— start of MATERIAL PROVIDED —

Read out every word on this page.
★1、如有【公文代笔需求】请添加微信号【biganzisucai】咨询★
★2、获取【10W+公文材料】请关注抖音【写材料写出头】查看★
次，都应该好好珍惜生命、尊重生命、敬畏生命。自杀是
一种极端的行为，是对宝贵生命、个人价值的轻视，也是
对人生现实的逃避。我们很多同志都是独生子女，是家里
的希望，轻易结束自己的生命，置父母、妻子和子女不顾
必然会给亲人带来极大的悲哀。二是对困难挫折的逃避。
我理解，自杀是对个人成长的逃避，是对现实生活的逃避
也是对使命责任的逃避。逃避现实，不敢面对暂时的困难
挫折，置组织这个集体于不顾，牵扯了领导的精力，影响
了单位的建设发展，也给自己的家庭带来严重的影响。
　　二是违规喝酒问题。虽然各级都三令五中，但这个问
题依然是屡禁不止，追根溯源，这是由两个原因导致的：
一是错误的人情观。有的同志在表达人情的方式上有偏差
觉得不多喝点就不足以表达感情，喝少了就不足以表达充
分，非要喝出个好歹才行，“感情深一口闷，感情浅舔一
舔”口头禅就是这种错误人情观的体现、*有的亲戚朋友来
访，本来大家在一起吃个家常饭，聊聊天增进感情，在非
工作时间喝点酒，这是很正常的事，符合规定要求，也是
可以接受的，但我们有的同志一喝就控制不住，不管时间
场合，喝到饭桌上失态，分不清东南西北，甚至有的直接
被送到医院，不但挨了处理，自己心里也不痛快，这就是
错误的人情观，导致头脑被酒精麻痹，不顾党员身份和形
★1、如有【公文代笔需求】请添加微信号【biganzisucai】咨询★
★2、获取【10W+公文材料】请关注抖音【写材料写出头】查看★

— end of MATERIAL PROVIDED —

[TASK TO CARRY OUT]: Generate an exact reproduction of all entries.

[REPLY]:
Read out every word on this page.
★1、如有【公文代笔需求】请添加微信号【biganzisucai】咨询★
★2、获取【10W+公文材料】请关注抖音【写材料写出头】查看★
次，都应该好好珍惜生命、尊重生命、敬畏生命。自杀是
一种极端的行为，是对宝贵生命、个人价值的轻视，也是
对人生现实的逃避。我们很多同志都是独生子女，是家里
的希望，轻易结束自己的生命，置父母、妻子和子女不顾
必然会给亲人带来极大的悲哀。二是对困难挫折的逃避。
我理解，自杀是对个人成长的逃避，是对现实生活的逃避
也是对使命责任的逃避。逃避现实，不敢面对暂时的困难
挫折，置组织这个集体于不顾，牵扯了领导的精力，影响
了单位的建设发展，也给自己的家庭带来严重的影响。
　　二是违规喝酒问题。虽然各级都三令五中，但这个问
题依然是屡禁不止，追根溯源，这是由两个原因导致的：
一是错误的人情观。有的同志在表达人情的方式上有偏差
觉得不多喝点就不足以表达感情，喝少了就不足以表达充
分，非要喝出个好歹才行，“感情深一口闷，感情浅舔一
舔”口头禅就是这种错误人情观的体现、*有的亲戚朋友来
访，本来大家在一起吃个家常饭，聊聊天增进感情，在非
工作时间喝点酒，这是很正常的事，符合规定要求，也是
可以接受的，但我们有的同志一喝就控制不住，不管时间
场合，喝到饭桌上失态，分不清东南西北，甚至有的直接
被送到医院，不但挨了处理，自己心里也不痛快，这就是
错误的人情观，导致头脑被酒精麻痹，不顾党员身份和形
★1、如有【公文代笔需求】请添加微信号【biganzisucai】咨询★
★2、获取【10W+公文材料】请关注抖音【写材料写出头】查看★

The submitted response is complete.